## PROVIDED PASSAGE
## begin

We are designing an application in which MDBs will pick up incoming messages and do a series of tasks.
Some of these are functional like XML validation and some are like aspects such as logging, MIS entries etc.
Edit:
Message Types can be different based on the functionality such as Ordering or Raising Faults or Information Services like Postcode Lookups. These also vary on the Caller so an Order for Caller A is different from B, but mostly the XML structure should be the same.
Each will go through functional units of work such as Validation of Sender, Validation of product codes (if placing an order), Security checks (IP based), Registration into our DB if valid, Error Queue if not and so on.
My question is since we want to make the functional bits modular such that we can build one MDB which does functions A,B,C and another MDB to do B,C,D and so on based on what type of message it is - and based on which tasks are common across all the message types.
What design pattern should I be using for this?
Secondly, is there a way for me to configure these functions in an XML file, so that the MDB reads the XML to see which functions it has to execute and in what sequence? This is as an alternative to having the modules in Helper POJOs or Session Beans which are linked from the main MDB which is what we currently thought of.
#shinynewbike: for your problem, it would be better to use MDB to just read the message and determine the type of message and then MDB can consult a factory class to return a list of handlers implementing same interface and which MDB can iterate over to call...so basically a command design pattern. A sample XML configuration:-
<configuration>
<handler name="A" class="A"/>
<handler name="B" class="B"/>
...
<handlers-stack name="stack1">
<handler ref="A">
<handler ref="c">
</handlers>
<message type="X" handlers-ref="stack1"/>
<message type="Y" handlers-ref="stack2"/>
</configuration>
Strategy, probably, with the quirk that each MDB can have several strategies. If you want to configure the set of strategies that a bean uses in a file (or an env-entry or similar), then you'll have to obtain references to the strategies via JNDI, rather than having them injected, which is a minor pain.
In a non-EJB world, i would suggest Observer, but with EJBs, i think it's rather hard to have one component give another a long-lived reference to itself. Unless they're #Singleton, which MDBs aren't.
Pattern terms aside, we have strived at our company to keep business logic out of the MDB class itself. This works really well for what you are trying to build here, which almost sounds more like an Enterprise Service Bus (ESB) Service Gateway pattern. Check out the following links from MSDN (good page even though it isnt Java) and Martin Fowler.
I would recommend allowing the MDB to take in the messages. Then you could use other patterns (Command, Strategy, Factory, etc) to do the actual work. Or, the main MDB could figure out where the message should be forwarded to and then forward the message to a queue dedicated to a particular type of function.
This does add some administrative and resource overhead from the perspective of more queues and MDB's. But it also adds a bit more separation between the different logic for the differing messages (ie, separation of concerns). And it also gives you the ability to throttle the differing "implementation" queues differently depending on performance needs, rather than having one queue be the bottleneck for all.
There are performance considerations to adding new queues. I wish I could give you a concrete answer as to "how much", but I can't really as it depends on what you choose to use for your application server and your JMS and/or messaging provider. And unfortunately, there is no magic "number" for what is right. You really have to sit down and discuss with other architects how many queues you need. It is best to do this upfront with your design. This will hammer out any number of queues. Next try to figure out the load on the system. How big will your messages be? 100KB? 1MB? 5MB? larger? smaller? And then how many messages will be coming through the system at a time? With numbers like these you can revisit your decision on the number of queues and see if it still makes sense. You can also have your application server/messaging admins (or you if that happens to be you) throttle the queues with the different configuration settings so as to allow for smoother messaging through your system. (You may also need to tune the application/messaging servers JVM heap settings too depending on what you encounter).

## end

## DATA EXTRACT

## begin

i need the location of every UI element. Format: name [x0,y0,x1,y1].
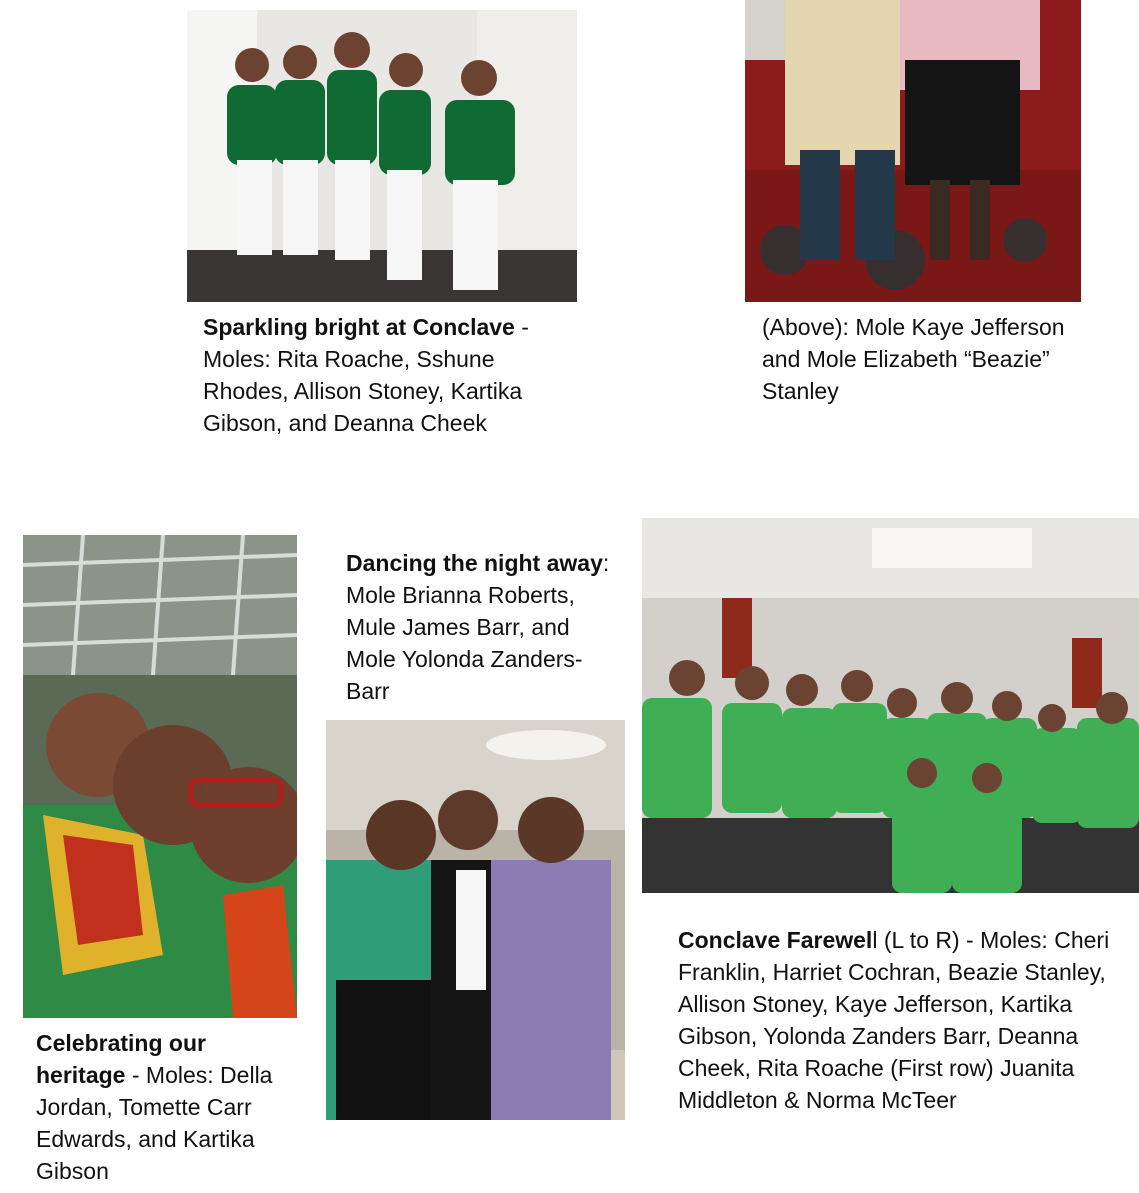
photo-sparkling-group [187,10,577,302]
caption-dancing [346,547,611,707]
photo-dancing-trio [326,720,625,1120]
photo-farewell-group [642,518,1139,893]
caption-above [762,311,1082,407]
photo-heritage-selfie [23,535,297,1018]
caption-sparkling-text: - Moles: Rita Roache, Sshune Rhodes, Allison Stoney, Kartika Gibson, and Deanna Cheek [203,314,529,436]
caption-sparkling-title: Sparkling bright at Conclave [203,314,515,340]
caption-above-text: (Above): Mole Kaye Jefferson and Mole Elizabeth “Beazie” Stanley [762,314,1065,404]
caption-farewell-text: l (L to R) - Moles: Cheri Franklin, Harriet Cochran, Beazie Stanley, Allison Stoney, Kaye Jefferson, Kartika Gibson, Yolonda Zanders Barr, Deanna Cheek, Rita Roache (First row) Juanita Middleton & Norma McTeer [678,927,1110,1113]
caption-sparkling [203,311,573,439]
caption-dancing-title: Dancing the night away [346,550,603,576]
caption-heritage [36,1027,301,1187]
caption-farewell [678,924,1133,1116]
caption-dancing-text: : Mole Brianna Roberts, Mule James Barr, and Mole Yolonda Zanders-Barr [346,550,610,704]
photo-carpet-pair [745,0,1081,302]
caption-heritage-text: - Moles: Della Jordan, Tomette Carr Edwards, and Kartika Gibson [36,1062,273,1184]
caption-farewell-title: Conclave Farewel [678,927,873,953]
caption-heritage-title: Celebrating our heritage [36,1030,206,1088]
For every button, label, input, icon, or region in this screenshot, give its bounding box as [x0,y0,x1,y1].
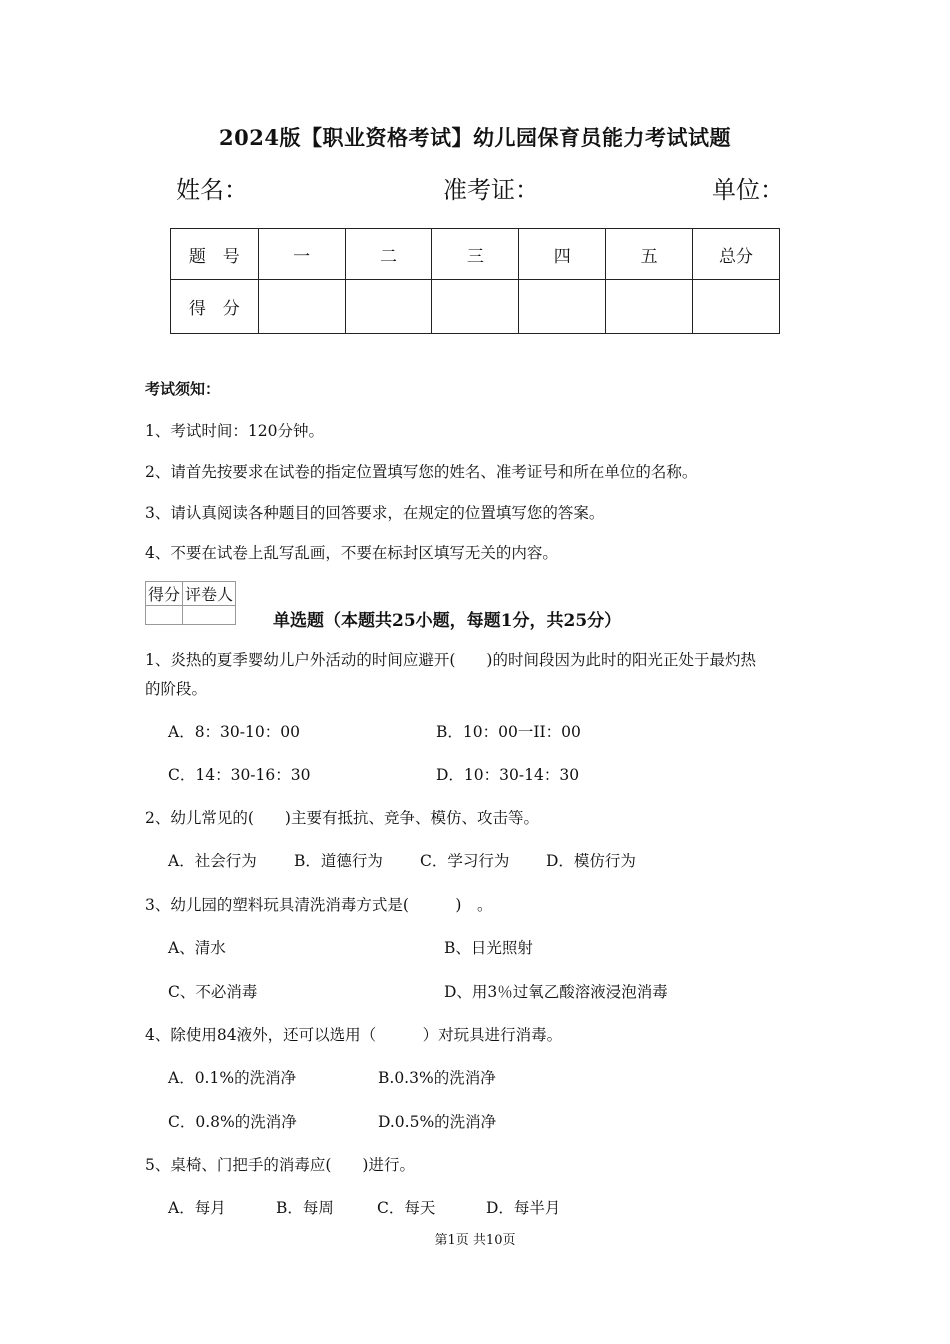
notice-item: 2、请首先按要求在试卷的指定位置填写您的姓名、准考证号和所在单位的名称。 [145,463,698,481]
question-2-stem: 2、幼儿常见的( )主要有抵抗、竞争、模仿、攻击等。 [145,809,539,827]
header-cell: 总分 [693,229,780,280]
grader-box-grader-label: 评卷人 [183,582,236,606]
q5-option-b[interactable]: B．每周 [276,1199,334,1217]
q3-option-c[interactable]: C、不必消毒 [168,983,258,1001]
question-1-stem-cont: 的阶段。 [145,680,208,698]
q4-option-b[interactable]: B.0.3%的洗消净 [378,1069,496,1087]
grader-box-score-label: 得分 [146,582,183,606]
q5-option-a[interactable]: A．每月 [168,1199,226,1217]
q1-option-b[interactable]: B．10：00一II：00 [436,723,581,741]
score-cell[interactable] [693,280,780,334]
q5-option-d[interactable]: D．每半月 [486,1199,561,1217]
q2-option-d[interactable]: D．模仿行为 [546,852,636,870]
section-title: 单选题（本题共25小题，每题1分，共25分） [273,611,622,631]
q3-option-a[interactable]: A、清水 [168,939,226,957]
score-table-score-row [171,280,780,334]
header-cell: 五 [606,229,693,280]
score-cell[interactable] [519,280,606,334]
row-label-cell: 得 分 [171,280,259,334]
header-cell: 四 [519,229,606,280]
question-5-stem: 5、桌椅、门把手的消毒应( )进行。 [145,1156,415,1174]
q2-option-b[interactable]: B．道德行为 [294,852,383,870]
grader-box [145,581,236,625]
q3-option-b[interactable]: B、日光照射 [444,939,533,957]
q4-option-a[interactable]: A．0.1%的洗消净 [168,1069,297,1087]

## end

## TO-DO LIST
[1] From the MDB design thread, return the passage starting with "#shinynewbike: for your" and going on through "a minor pain.".
[2] In the MDB design thread, which pattern does one reply say the planned application almost sounds more like?

## WRITTEN RESPONSES
[1]
#shinynewbike: for your problem, it would be better to use MDB to just read the message and determine the type of message and then MDB can consult a factory class to return a list of handlers implementing same interface and which MDB can iterate over to call...so basically a command design pattern. A sample XML configuration:-
<configuration>
<handler name="A" class="A"/>
<handler name="B" class="B"/>
...
<handlers-stack name="stack1">
<handler ref="A">
<handler ref="c">
</handlers>
<message type="X" handlers-ref="stack1"/>
<message type="Y" handlers-ref="stack2"/>
</configuration>
Strategy, probably, with the quirk that each MDB can have several strategies. If you want to configure the set of strategies that a bean uses in a file (or an env-entry or similar), then you'll have to obtain references to the strategies via JNDI, rather than having them injected, which is a minor pain.

[2] An Enterprise Service Bus (ESB) Service Gateway pattern.